Dataset excerpts
===

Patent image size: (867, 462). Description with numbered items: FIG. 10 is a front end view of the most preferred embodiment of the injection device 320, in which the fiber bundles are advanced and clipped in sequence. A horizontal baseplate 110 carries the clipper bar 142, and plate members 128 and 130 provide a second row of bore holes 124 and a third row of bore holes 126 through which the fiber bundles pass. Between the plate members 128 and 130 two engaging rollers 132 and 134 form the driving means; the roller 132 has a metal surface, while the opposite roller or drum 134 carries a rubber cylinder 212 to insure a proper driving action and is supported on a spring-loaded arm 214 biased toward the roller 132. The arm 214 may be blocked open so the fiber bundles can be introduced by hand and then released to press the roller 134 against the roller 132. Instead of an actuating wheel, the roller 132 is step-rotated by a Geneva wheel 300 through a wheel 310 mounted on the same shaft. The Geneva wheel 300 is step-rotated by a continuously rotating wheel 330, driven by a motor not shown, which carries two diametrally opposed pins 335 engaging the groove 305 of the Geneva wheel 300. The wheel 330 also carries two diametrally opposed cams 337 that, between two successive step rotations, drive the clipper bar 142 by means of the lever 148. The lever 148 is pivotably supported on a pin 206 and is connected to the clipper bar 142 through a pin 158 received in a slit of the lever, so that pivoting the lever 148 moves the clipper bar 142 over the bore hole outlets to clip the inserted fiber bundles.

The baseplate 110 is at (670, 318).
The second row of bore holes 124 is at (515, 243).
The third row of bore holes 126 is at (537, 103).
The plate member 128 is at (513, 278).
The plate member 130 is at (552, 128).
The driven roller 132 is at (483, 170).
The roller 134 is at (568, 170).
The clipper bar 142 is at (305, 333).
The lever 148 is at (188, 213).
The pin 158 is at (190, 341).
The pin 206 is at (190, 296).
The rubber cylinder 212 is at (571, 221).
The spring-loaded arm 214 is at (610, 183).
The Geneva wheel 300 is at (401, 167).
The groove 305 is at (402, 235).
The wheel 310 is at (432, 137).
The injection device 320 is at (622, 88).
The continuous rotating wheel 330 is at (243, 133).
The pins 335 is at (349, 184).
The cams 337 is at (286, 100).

===

● TASK PROMPT: Lay out the material above as a two-column CSV headed "prompt" and "reply", with one row for each item. Put each field in double quotes and replace any line breaks inside a field with spaces.

● ANSWER BELOW:
prompt,reply
"Patent image size: (867, 462). Description with numbered items: FIG. 10 is a front end view of the most preferred embodiment of the injection device 320, in which the fiber bundles are advanced and clipped in sequence. A horizontal baseplate 110 carries the clipper bar 142, and plate members 128 and 130 provide a second row of bore holes 124 and a third row of bore holes 126 through which the fiber bundles pass. Between the plate members 128 and 130 two engaging rollers 132 and 134 form the driving means; the roller 132 has a metal surface, while the opposite roller or drum 134 carries a rubber cylinder 212 to insure a proper driving action and is supported on a spring-loaded arm 214 biased toward the roller 132. The arm 214 may be blocked open so the fiber bundles can be introduced by hand and then released to press the roller 134 against the roller 132. Instead of an actuating wheel, the roller 132 is step-rotated by a Geneva wheel 300 through a wheel 310 mounted on the same shaft. The Geneva wheel 300 is step-rotated by a continuously rotating wheel 330, driven by a motor not shown, which carries two diametrally opposed pins 335 engaging the groove 305 of the Geneva wheel 300. The wheel 330 also carries two diametrally opposed cams 337 that, between two successive step rotations, drive the clipper bar 142 by means of the lever 148. The lever 148 is pivotably supported on a pin 206 and is connected to the clipper bar 142 through a pin 158 received in a slit of the lever, so that pivoting the lever 148 moves the clipper bar 142 over the bore hole outlets to clip the inserted fiber bundles.","The baseplate 110 is at (670, 318). The second row of bore holes 124 is at (515, 243). The third row of bore holes 126 is at (537, 103). The plate member 128 is at (513, 278). The plate member 130 is at (552, 128). The driven roller 132 is at (483, 170). The roller 134 is at (568, 170). The clipper bar 142 is at (305, 333). The lever 148 is at (188, 213). The pin 158 is at (190, 341). The pin 206 is at (190, 296). The rubber cylinder 212 is at (571, 221). The spring-loaded arm 214 is at (610, 183). The Geneva wheel 300 is at (401, 167). The groove 305 is at (402, 235). The wheel 310 is at (432, 137). The injection device 320 is at (622, 88). The continuous rotating wheel 330 is at (243, 133). The pins 335 is at (349, 184). The cams 337 is at (286, 100)."